- TASK OBJECTIVE -
Make an exact copy of the records, with the images left out.
* Start GIVEN ENTRIES *
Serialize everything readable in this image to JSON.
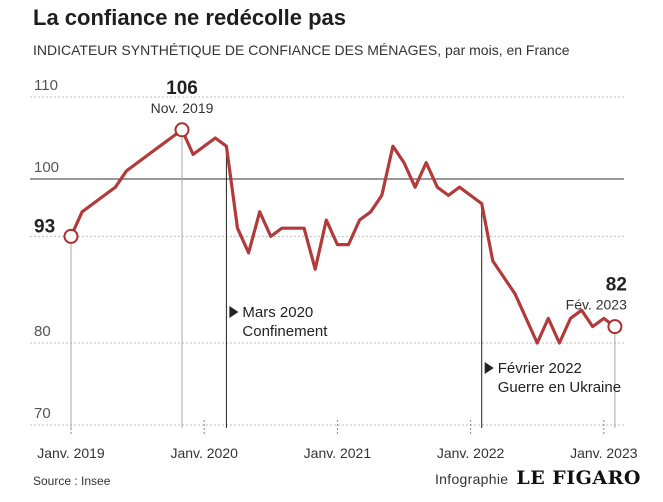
{
  "header": {
    "title": "La confiance ne redécolle pas",
    "subtitle": "INDICATEUR SYNTHÉTIQUE DE CONFIANCE DES MÉNAGES, par mois, en France"
  },
  "footer": {
    "source": "Source : Insee",
    "credit_label": "Infographie",
    "brand": "LE FIGARO"
  },
  "colors": {
    "line": "#b33a3a",
    "reference_line": "#333333",
    "grid": "#bdbdbd",
    "marker_stroke": "#a8302f"
  },
  "chart_data": {
    "type": "line",
    "title": "La confiance ne redécolle pas",
    "subtitle": "INDICATEUR SYNTHÉTIQUE DE CONFIANCE DES MÉNAGES, par mois, en France",
    "x_start": "2019-01",
    "xlim": [
      "2019-01",
      "2023-02"
    ],
    "ylim": [
      68,
      113
    ],
    "y_ticks": [
      70,
      80,
      93,
      100,
      110
    ],
    "y_tick_labels": [
      "70",
      "80",
      "93",
      "100",
      "110"
    ],
    "y_tick_bold": [
      false,
      false,
      true,
      false,
      false
    ],
    "reference_line": 100,
    "grid": true,
    "x_ticks": [
      {
        "date": "2019-01",
        "label": "Janv. 2019"
      },
      {
        "date": "2020-01",
        "label": "Janv. 2020"
      },
      {
        "date": "2021-01",
        "label": "Janv. 2021"
      },
      {
        "date": "2022-01",
        "label": "Janv. 2022"
      },
      {
        "date": "2023-01",
        "label": "Janv. 2023"
      }
    ],
    "series": [
      {
        "values": [
          93,
          96,
          97,
          98,
          99,
          101,
          102,
          103,
          104,
          105,
          106,
          103,
          104,
          105,
          104,
          94,
          91,
          96,
          93,
          94,
          94,
          94,
          89,
          95,
          92,
          92,
          95,
          96,
          98,
          104,
          102,
          99,
          102,
          99,
          98,
          99,
          98,
          97,
          90,
          88,
          86,
          83,
          80,
          83,
          80,
          83,
          84,
          82,
          83,
          82
        ]
      }
    ],
    "highlights": [
      {
        "date": "2019-11",
        "value": 106,
        "value_label": "106",
        "label": "Nov. 2019"
      },
      {
        "date": "2023-02",
        "value": 82,
        "value_label": "82",
        "label": "Fév. 2023"
      }
    ],
    "start_marker": {
      "date": "2019-01",
      "value": 93
    },
    "annotations": [
      {
        "date": "2020-03",
        "lines": [
          "Mars 2020",
          "Confinement"
        ]
      },
      {
        "date": "2022-02",
        "lines": [
          "Février 2022",
          "Guerre en Ukraine"
        ]
      }
    ]
  }
}
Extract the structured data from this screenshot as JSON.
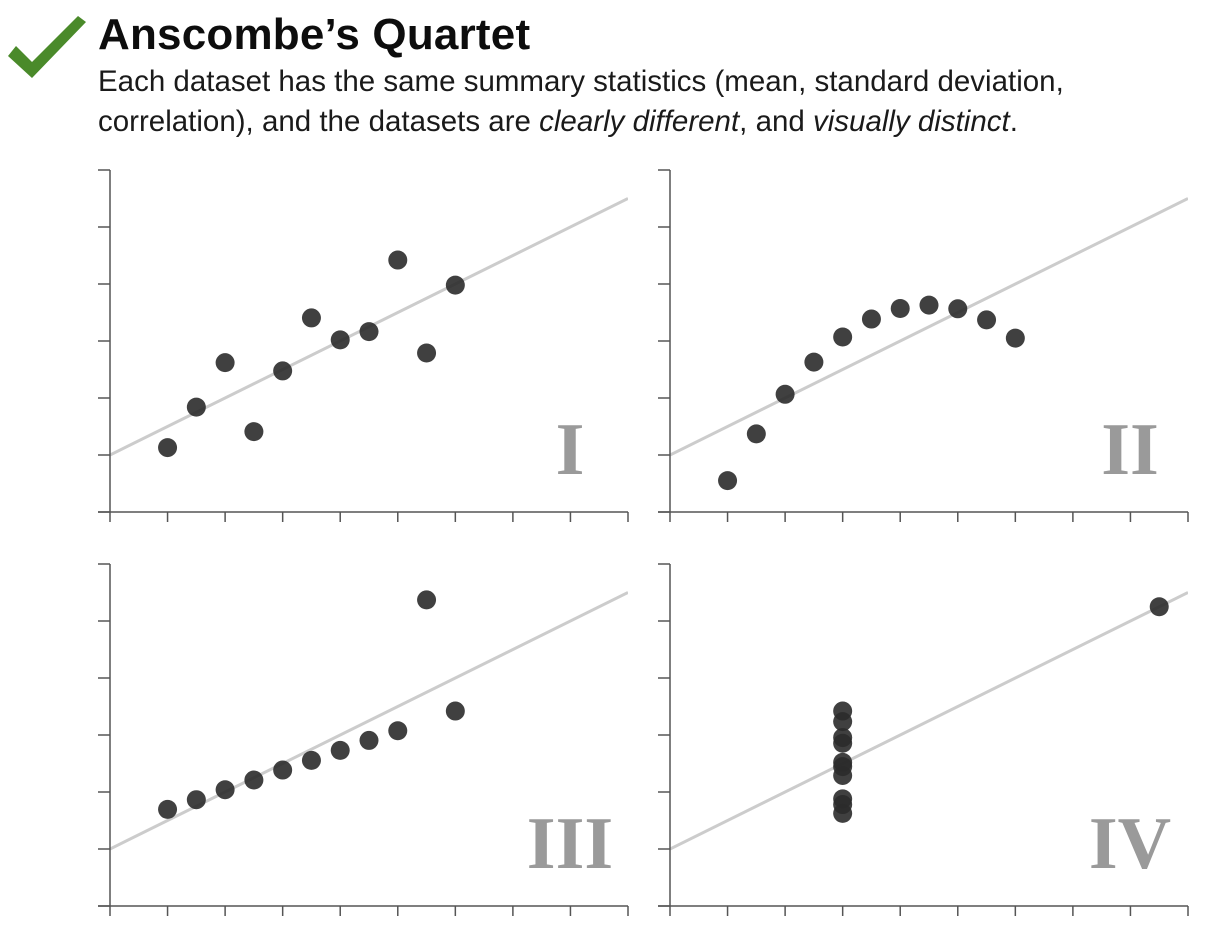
{
  "header": {
    "title": "Anscombe’s Quartet",
    "subtitle_part1": "Each dataset has the same summary statistics (mean, standard deviation,",
    "subtitle_part2": "correlation), and the datasets are ",
    "subtitle_em1": "clearly different",
    "subtitle_part3": ", and ",
    "subtitle_em2": "visually distinct",
    "subtitle_part4": "."
  },
  "colors": {
    "checkmark": "#4a8a2a",
    "points": "#2b2b2b",
    "fit_line": "#cccccc",
    "axis": "#555555",
    "panel_label": "#9a9a9a"
  },
  "icons": {
    "checkmark": "check-icon"
  },
  "chart_data": [
    {
      "type": "scatter",
      "panel_label": "I",
      "xlim": [
        2,
        20
      ],
      "ylim": [
        2,
        14
      ],
      "x_ticks": [
        2,
        4,
        6,
        8,
        10,
        12,
        14,
        16,
        18,
        20
      ],
      "y_ticks": [
        2,
        4,
        6,
        8,
        10,
        12,
        14
      ],
      "fit_line": {
        "slope": 0.5,
        "intercept": 3
      },
      "x": [
        10,
        8,
        13,
        9,
        11,
        14,
        6,
        4,
        12,
        7,
        5
      ],
      "y": [
        8.04,
        6.95,
        7.58,
        8.81,
        8.33,
        9.96,
        7.24,
        4.26,
        10.84,
        4.82,
        5.68
      ]
    },
    {
      "type": "scatter",
      "panel_label": "II",
      "xlim": [
        2,
        20
      ],
      "ylim": [
        2,
        14
      ],
      "x_ticks": [
        2,
        4,
        6,
        8,
        10,
        12,
        14,
        16,
        18,
        20
      ],
      "y_ticks": [
        2,
        4,
        6,
        8,
        10,
        12,
        14
      ],
      "fit_line": {
        "slope": 0.5,
        "intercept": 3
      },
      "x": [
        10,
        8,
        13,
        9,
        11,
        14,
        6,
        4,
        12,
        7,
        5
      ],
      "y": [
        9.14,
        8.14,
        8.74,
        8.77,
        9.26,
        8.1,
        6.13,
        3.1,
        9.13,
        7.26,
        4.74
      ]
    },
    {
      "type": "scatter",
      "panel_label": "III",
      "xlim": [
        2,
        20
      ],
      "ylim": [
        2,
        14
      ],
      "x_ticks": [
        2,
        4,
        6,
        8,
        10,
        12,
        14,
        16,
        18,
        20
      ],
      "y_ticks": [
        2,
        4,
        6,
        8,
        10,
        12,
        14
      ],
      "fit_line": {
        "slope": 0.5,
        "intercept": 3
      },
      "x": [
        10,
        8,
        13,
        9,
        11,
        14,
        6,
        4,
        12,
        7,
        5
      ],
      "y": [
        7.46,
        6.77,
        12.74,
        7.11,
        7.81,
        8.84,
        6.08,
        5.39,
        8.15,
        6.42,
        5.73
      ]
    },
    {
      "type": "scatter",
      "panel_label": "IV",
      "xlim": [
        2,
        20
      ],
      "ylim": [
        2,
        14
      ],
      "x_ticks": [
        2,
        4,
        6,
        8,
        10,
        12,
        14,
        16,
        18,
        20
      ],
      "y_ticks": [
        2,
        4,
        6,
        8,
        10,
        12,
        14
      ],
      "fit_line": {
        "slope": 0.5,
        "intercept": 3
      },
      "x": [
        8,
        8,
        8,
        8,
        8,
        8,
        8,
        19,
        8,
        8,
        8
      ],
      "y": [
        6.58,
        5.76,
        7.71,
        8.84,
        8.47,
        7.04,
        5.25,
        12.5,
        5.56,
        7.91,
        6.89
      ]
    }
  ]
}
* End GIVEN ENTRIES *
- COMPLETE OUTPUT -
Serialize everything readable in this image to JSON.
{
  "header": {
    "title": "La confiance ne redécolle pas",
    "subtitle": "INDICATEUR SYNTHÉTIQUE DE CONFIANCE DES MÉNAGES, par mois, en France"
  },
  "footer": {
    "source": "Source : Insee",
    "credit_label": "Infographie",
    "brand": "LE FIGARO"
  },
  "colors": {
    "line": "#b33a3a",
    "reference_line": "#333333",
    "grid": "#bdbdbd",
    "marker_stroke": "#a8302f"
  },
  "chart_data": {
    "type": "line",
    "title": "La confiance ne redécolle pas",
    "subtitle": "INDICATEUR SYNTHÉTIQUE DE CONFIANCE DES MÉNAGES, par mois, en France",
    "x_start": "2019-01",
    "xlim": [
      "2019-01",
      "2023-02"
    ],
    "ylim": [
      68,
      113
    ],
    "y_ticks": [
      70,
      80,
      93,
      100,
      110
    ],
    "y_tick_labels": [
      "70",
      "80",
      "93",
      "100",
      "110"
    ],
    "y_tick_bold": [
      false,
      false,
      true,
      false,
      false
    ],
    "reference_line": 100,
    "grid": true,
    "x_ticks": [
      {
        "date": "2019-01",
        "label": "Janv. 2019"
      },
      {
        "date": "2020-01",
        "label": "Janv. 2020"
      },
      {
        "date": "2021-01",
        "label": "Janv. 2021"
      },
      {
        "date": "2022-01",
        "label": "Janv. 2022"
      },
      {
        "date": "2023-01",
        "label": "Janv. 2023"
      }
    ],
    "series": [
      {
        "values": [
          93,
          96,
          97,
          98,
          99,
          101,
          102,
          103,
          104,
          105,
          106,
          103,
          104,
          105,
          104,
          94,
          91,
          96,
          93,
          94,
          94,
          94,
          89,
          95,
          92,
          92,
          95,
          96,
          98,
          104,
          102,
          99,
          102,
          99,
          98,
          99,
          98,
          97,
          90,
          88,
          86,
          83,
          80,
          83,
          80,
          83,
          84,
          82,
          83,
          82
        ]
      }
    ],
    "highlights": [
      {
        "date": "2019-11",
        "value": 106,
        "value_label": "106",
        "label": "Nov. 2019"
      },
      {
        "date": "2023-02",
        "value": 82,
        "value_label": "82",
        "label": "Fév. 2023"
      }
    ],
    "start_marker": {
      "date": "2019-01",
      "value": 93
    },
    "annotations": [
      {
        "date": "2020-03",
        "lines": [
          "Mars 2020",
          "Confinement"
        ]
      },
      {
        "date": "2022-02",
        "lines": [
          "Février 2022",
          "Guerre en Ukraine"
        ]
      }
    ]
  }
}
Extract the structured data from this screenshot as JSON.
{
  "header": {
    "title": "Anscombe’s Quartet",
    "subtitle_part1": "Each dataset has the same summary statistics (mean, standard deviation,",
    "subtitle_part2": "correlation), and the datasets are ",
    "subtitle_em1": "clearly different",
    "subtitle_part3": ", and ",
    "subtitle_em2": "visually distinct",
    "subtitle_part4": "."
  },
  "colors": {
    "checkmark": "#4a8a2a",
    "points": "#2b2b2b",
    "fit_line": "#cccccc",
    "axis": "#555555",
    "panel_label": "#9a9a9a"
  },
  "icons": {
    "checkmark": "check-icon"
  },
  "chart_data": [
    {
      "type": "scatter",
      "panel_label": "I",
      "xlim": [
        2,
        20
      ],
      "ylim": [
        2,
        14
      ],
      "x_ticks": [
        2,
        4,
        6,
        8,
        10,
        12,
        14,
        16,
        18,
        20
      ],
      "y_ticks": [
        2,
        4,
        6,
        8,
        10,
        12,
        14
      ],
      "fit_line": {
        "slope": 0.5,
        "intercept": 3
      },
      "x": [
        10,
        8,
        13,
        9,
        11,
        14,
        6,
        4,
        12,
        7,
        5
      ],
      "y": [
        8.04,
        6.95,
        7.58,
        8.81,
        8.33,
        9.96,
        7.24,
        4.26,
        10.84,
        4.82,
        5.68
      ]
    },
    {
      "type": "scatter",
      "panel_label": "II",
      "xlim": [
        2,
        20
      ],
      "ylim": [
        2,
        14
      ],
      "x_ticks": [
        2,
        4,
        6,
        8,
        10,
        12,
        14,
        16,
        18,
        20
      ],
      "y_ticks": [
        2,
        4,
        6,
        8,
        10,
        12,
        14
      ],
      "fit_line": {
        "slope": 0.5,
        "intercept": 3
      },
      "x": [
        10,
        8,
        13,
        9,
        11,
        14,
        6,
        4,
        12,
        7,
        5
      ],
      "y": [
        9.14,
        8.14,
        8.74,
        8.77,
        9.26,
        8.1,
        6.13,
        3.1,
        9.13,
        7.26,
        4.74
      ]
    },
    {
      "type": "scatter",
      "panel_label": "III",
      "xlim": [
        2,
        20
      ],
      "ylim": [
        2,
        14
      ],
      "x_ticks": [
        2,
        4,
        6,
        8,
        10,
        12,
        14,
        16,
        18,
        20
      ],
      "y_ticks": [
        2,
        4,
        6,
        8,
        10,
        12,
        14
      ],
      "fit_line": {
        "slope": 0.5,
        "intercept": 3
      },
      "x": [
        10,
        8,
        13,
        9,
        11,
        14,
        6,
        4,
        12,
        7,
        5
      ],
      "y": [
        7.46,
        6.77,
        12.74,
        7.11,
        7.81,
        8.84,
        6.08,
        5.39,
        8.15,
        6.42,
        5.73
      ]
    },
    {
      "type": "scatter",
      "panel_label": "IV",
      "xlim": [
        2,
        20
      ],
      "ylim": [
        2,
        14
      ],
      "x_ticks": [
        2,
        4,
        6,
        8,
        10,
        12,
        14,
        16,
        18,
        20
      ],
      "y_ticks": [
        2,
        4,
        6,
        8,
        10,
        12,
        14
      ],
      "fit_line": {
        "slope": 0.5,
        "intercept": 3
      },
      "x": [
        8,
        8,
        8,
        8,
        8,
        8,
        8,
        19,
        8,
        8,
        8
      ],
      "y": [
        6.58,
        5.76,
        7.71,
        8.84,
        8.47,
        7.04,
        5.25,
        12.5,
        5.56,
        7.91,
        6.89
      ]
    }
  ]
}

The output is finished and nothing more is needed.